*** Opening Data for the task ***

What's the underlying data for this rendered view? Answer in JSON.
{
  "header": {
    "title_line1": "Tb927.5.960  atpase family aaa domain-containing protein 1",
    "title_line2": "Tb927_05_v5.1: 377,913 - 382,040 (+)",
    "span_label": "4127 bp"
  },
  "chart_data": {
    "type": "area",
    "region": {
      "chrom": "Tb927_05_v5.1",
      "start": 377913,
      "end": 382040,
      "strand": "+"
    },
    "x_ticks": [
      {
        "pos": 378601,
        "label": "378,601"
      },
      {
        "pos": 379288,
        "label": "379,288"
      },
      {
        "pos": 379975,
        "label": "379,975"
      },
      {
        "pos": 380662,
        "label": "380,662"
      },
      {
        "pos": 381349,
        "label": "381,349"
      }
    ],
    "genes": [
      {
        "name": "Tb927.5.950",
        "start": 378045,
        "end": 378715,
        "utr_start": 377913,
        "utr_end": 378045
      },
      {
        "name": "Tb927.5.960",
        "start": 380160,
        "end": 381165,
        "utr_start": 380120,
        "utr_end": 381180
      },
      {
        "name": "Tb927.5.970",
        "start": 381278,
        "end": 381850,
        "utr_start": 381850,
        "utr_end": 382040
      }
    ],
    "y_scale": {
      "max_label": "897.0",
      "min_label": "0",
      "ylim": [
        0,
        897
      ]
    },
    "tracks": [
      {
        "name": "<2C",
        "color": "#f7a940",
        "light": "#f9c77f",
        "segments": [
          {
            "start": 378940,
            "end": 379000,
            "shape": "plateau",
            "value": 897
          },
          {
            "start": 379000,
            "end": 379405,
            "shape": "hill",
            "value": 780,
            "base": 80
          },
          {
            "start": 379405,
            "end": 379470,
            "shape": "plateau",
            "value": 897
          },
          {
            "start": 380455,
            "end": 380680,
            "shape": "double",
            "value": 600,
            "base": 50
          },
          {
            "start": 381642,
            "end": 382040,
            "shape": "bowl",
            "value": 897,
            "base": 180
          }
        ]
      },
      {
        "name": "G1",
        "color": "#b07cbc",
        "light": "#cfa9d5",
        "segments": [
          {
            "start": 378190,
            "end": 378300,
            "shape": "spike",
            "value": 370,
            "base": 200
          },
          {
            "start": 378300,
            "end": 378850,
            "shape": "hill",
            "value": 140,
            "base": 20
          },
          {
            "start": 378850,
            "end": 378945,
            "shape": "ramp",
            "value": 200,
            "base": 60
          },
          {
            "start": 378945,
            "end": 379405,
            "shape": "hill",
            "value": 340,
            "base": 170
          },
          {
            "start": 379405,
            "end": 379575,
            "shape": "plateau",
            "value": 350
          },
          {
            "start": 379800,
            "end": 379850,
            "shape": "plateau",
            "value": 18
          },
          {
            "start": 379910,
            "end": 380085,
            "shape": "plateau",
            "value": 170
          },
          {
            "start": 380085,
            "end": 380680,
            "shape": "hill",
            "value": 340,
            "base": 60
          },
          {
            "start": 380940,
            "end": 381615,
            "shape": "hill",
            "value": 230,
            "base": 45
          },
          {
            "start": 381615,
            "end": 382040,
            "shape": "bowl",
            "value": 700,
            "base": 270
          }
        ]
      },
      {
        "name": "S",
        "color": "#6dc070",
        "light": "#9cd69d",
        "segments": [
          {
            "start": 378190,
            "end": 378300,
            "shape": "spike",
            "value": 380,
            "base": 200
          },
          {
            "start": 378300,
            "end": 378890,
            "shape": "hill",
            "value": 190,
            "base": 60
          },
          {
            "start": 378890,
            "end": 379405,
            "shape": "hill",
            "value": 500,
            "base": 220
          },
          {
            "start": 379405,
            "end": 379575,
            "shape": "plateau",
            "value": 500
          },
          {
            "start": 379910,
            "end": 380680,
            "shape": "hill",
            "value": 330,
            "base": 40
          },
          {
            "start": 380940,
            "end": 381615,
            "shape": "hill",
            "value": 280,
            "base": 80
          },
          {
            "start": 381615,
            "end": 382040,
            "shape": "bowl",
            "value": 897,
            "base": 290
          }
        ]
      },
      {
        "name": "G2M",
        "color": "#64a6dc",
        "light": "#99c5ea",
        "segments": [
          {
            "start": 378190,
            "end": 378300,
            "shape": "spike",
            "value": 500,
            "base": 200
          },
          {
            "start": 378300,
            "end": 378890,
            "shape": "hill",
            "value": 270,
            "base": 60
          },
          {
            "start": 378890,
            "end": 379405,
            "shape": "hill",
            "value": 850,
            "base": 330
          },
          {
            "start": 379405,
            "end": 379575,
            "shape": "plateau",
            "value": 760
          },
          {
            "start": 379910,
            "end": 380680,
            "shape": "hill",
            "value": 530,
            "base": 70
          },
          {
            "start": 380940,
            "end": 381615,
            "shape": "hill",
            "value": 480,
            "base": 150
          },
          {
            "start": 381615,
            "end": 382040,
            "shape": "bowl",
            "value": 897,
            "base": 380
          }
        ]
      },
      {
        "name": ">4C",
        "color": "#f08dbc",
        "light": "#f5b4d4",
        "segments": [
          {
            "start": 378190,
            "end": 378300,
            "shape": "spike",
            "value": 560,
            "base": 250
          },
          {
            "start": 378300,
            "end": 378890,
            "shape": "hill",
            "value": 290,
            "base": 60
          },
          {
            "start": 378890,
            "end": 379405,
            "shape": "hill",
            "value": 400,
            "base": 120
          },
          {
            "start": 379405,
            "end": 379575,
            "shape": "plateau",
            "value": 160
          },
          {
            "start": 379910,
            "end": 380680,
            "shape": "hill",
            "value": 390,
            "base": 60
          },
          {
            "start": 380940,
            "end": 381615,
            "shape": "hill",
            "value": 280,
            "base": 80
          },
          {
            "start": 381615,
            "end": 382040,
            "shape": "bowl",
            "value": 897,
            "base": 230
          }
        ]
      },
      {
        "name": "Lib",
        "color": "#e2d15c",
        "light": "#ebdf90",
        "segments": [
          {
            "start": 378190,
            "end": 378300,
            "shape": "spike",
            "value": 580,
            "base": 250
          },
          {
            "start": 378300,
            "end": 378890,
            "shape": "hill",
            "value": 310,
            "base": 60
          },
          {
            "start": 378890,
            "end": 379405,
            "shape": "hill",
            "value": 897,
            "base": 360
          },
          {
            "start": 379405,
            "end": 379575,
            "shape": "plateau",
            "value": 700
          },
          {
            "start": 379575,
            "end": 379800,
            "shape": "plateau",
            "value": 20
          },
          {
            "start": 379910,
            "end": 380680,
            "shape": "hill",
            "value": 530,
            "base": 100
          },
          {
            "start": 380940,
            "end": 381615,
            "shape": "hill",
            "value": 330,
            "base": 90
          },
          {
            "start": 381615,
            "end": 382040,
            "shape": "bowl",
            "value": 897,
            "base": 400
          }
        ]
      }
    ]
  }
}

*** Closing Data for the task ***

[Exercise] Please transcribe each entry exactly, keeping every word as it is.

[Written solution]
What's the underlying data for this rendered view? Answer in JSON.
{
  "header": {
    "title_line1": "Tb927.5.960  atpase family aaa domain-containing protein 1",
    "title_line2": "Tb927_05_v5.1: 377,913 - 382,040 (+)",
    "span_label": "4127 bp"
  },
  "chart_data": {
    "type": "area",
    "region": {
      "chrom": "Tb927_05_v5.1",
      "start": 377913,
      "end": 382040,
      "strand": "+"
    },
    "x_ticks": [
      {
        "pos": 378601,
        "label": "378,601"
      },
      {
        "pos": 379288,
        "label": "379,288"
      },
      {
        "pos": 379975,
        "label": "379,975"
      },
      {
        "pos": 380662,
        "label": "380,662"
      },
      {
        "pos": 381349,
        "label": "381,349"
      }
    ],
    "genes": [
      {
        "name": "Tb927.5.950",
        "start": 378045,
        "end": 378715,
        "utr_start": 377913,
        "utr_end": 378045
      },
      {
        "name": "Tb927.5.960",
        "start": 380160,
        "end": 381165,
        "utr_start": 380120,
        "utr_end": 381180
      },
      {
        "name": "Tb927.5.970",
        "start": 381278,
        "end": 381850,
        "utr_start": 381850,
        "utr_end": 382040
      }
    ],
    "y_scale": {
      "max_label": "897.0",
      "min_label": "0",
      "ylim": [
        0,
        897
      ]
    },
    "tracks": [
      {
        "name": "<2C",
        "color": "#f7a940",
        "light": "#f9c77f",
        "segments": [
          {
            "start": 378940,
            "end": 379000,
            "shape": "plateau",
            "value": 897
          },
          {
            "start": 379000,
            "end": 379405,
            "shape": "hill",
            "value": 780,
            "base": 80
          },
          {
            "start": 379405,
            "end": 379470,
            "shape": "plateau",
            "value": 897
          },
          {
            "start": 380455,
            "end": 380680,
            "shape": "double",
            "value": 600,
            "base": 50
          },
          {
            "start": 381642,
            "end": 382040,
            "shape": "bowl",
            "value": 897,
            "base": 180
          }
        ]
      },
      {
        "name": "G1",
        "color": "#b07cbc",
        "light": "#cfa9d5",
        "segments": [
          {
            "start": 378190,
            "end": 378300,
            "shape": "spike",
            "value": 370,
            "base": 200
          },
          {
            "start": 378300,
            "end": 378850,
            "shape": "hill",
            "value": 140,
            "base": 20
          },
          {
            "start": 378850,
            "end": 378945,
            "shape": "ramp",
            "value": 200,
            "base": 60
          },
          {
            "start": 378945,
            "end": 379405,
            "shape": "hill",
            "value": 340,
            "base": 170
          },
          {
            "start": 379405,
            "end": 379575,
            "shape": "plateau",
            "value": 350
          },
          {
            "start": 379800,
            "end": 379850,
            "shape": "plateau",
            "value": 18
          },
          {
            "start": 379910,
            "end": 380085,
            "shape": "plateau",
            "value": 170
          },
          {
            "start": 380085,
            "end": 380680,
            "shape": "hill",
            "value": 340,
            "base": 60
          },
          {
            "start": 380940,
            "end": 381615,
            "shape": "hill",
            "value": 230,
            "base": 45
          },
          {
            "start": 381615,
            "end": 382040,
            "shape": "bowl",
            "value": 700,
            "base": 270
          }
        ]
      },
      {
        "name": "S",
        "color": "#6dc070",
        "light": "#9cd69d",
        "segments": [
          {
            "start": 378190,
            "end": 378300,
            "shape": "spike",
            "value": 380,
            "base": 200
          },
          {
            "start": 378300,
            "end": 378890,
            "shape": "hill",
            "value": 190,
            "base": 60
          },
          {
            "start": 378890,
            "end": 379405,
            "shape": "hill",
            "value": 500,
            "base": 220
          },
          {
            "start": 379405,
            "end": 379575,
            "shape": "plateau",
            "value": 500
          },
          {
            "start": 379910,
            "end": 380680,
            "shape": "hill",
            "value": 330,
            "base": 40
          },
          {
            "start": 380940,
            "end": 381615,
            "shape": "hill",
            "value": 280,
            "base": 80
          },
          {
            "start": 381615,
            "end": 382040,
            "shape": "bowl",
            "value": 897,
            "base": 290
          }
        ]
      },
      {
        "name": "G2M",
        "color": "#64a6dc",
        "light": "#99c5ea",
        "segments": [
          {
            "start": 378190,
            "end": 378300,
            "shape": "spike",
            "value": 500,
            "base": 200
          },
          {
            "start": 378300,
            "end": 378890,
            "shape": "hill",
            "value": 270,
            "base": 60
          },
          {
            "start": 378890,
            "end": 379405,
            "shape": "hill",
            "value": 850,
            "base": 330
          },
          {
            "start": 379405,
            "end": 379575,
            "shape": "plateau",
            "value": 760
          },
          {
            "start": 379910,
            "end": 380680,
            "shape": "hill",
            "value": 530,
            "base": 70
          },
          {
            "start": 380940,
            "end": 381615,
            "shape": "hill",
            "value": 480,
            "base": 150
          },
          {
            "start": 381615,
            "end": 382040,
            "shape": "bowl",
            "value": 897,
            "base": 380
          }
        ]
      },
      {
        "name": ">4C",
        "color": "#f08dbc",
        "light": "#f5b4d4",
        "segments": [
          {
            "start": 378190,
            "end": 378300,
            "shape": "spike",
            "value": 560,
            "base": 250
          },
          {
            "start": 378300,
            "end": 378890,
            "shape": "hill",
            "value": 290,
            "base": 60
          },
          {
            "start": 378890,
            "end": 379405,
            "shape": "hill",
            "value": 400,
            "base": 120
          },
          {
            "start": 379405,
            "end": 379575,
            "shape": "plateau",
            "value": 160
          },
          {
            "start": 379910,
            "end": 380680,
            "shape": "hill",
            "value": 390,
            "base": 60
          },
          {
            "start": 380940,
            "end": 381615,
            "shape": "hill",
            "value": 280,
            "base": 80
          },
          {
            "start": 381615,
            "end": 382040,
            "shape": "bowl",
            "value": 897,
            "base": 230
          }
        ]
      },
      {
        "name": "Lib",
        "color": "#e2d15c",
        "light": "#ebdf90",
        "segments": [
          {
            "start": 378190,
            "end": 378300,
            "shape": "spike",
            "value": 580,
            "base": 250
          },
          {
            "start": 378300,
            "end": 378890,
            "shape": "hill",
            "value": 310,
            "base": 60
          },
          {
            "start": 378890,
            "end": 379405,
            "shape": "hill",
            "value": 897,
            "base": 360
          },
          {
            "start": 379405,
            "end": 379575,
            "shape": "plateau",
            "value": 700
          },
          {
            "start": 379575,
            "end": 379800,
            "shape": "plateau",
            "value": 20
          },
          {
            "start": 379910,
            "end": 380680,
            "shape": "hill",
            "value": 530,
            "base": 100
          },
          {
            "start": 380940,
            "end": 381615,
            "shape": "hill",
            "value": 330,
            "base": 90
          },
          {
            "start": 381615,
            "end": 382040,
            "shape": "bowl",
            "value": 897,
            "base": 400
          }
        ]
      }
    ]
  }
}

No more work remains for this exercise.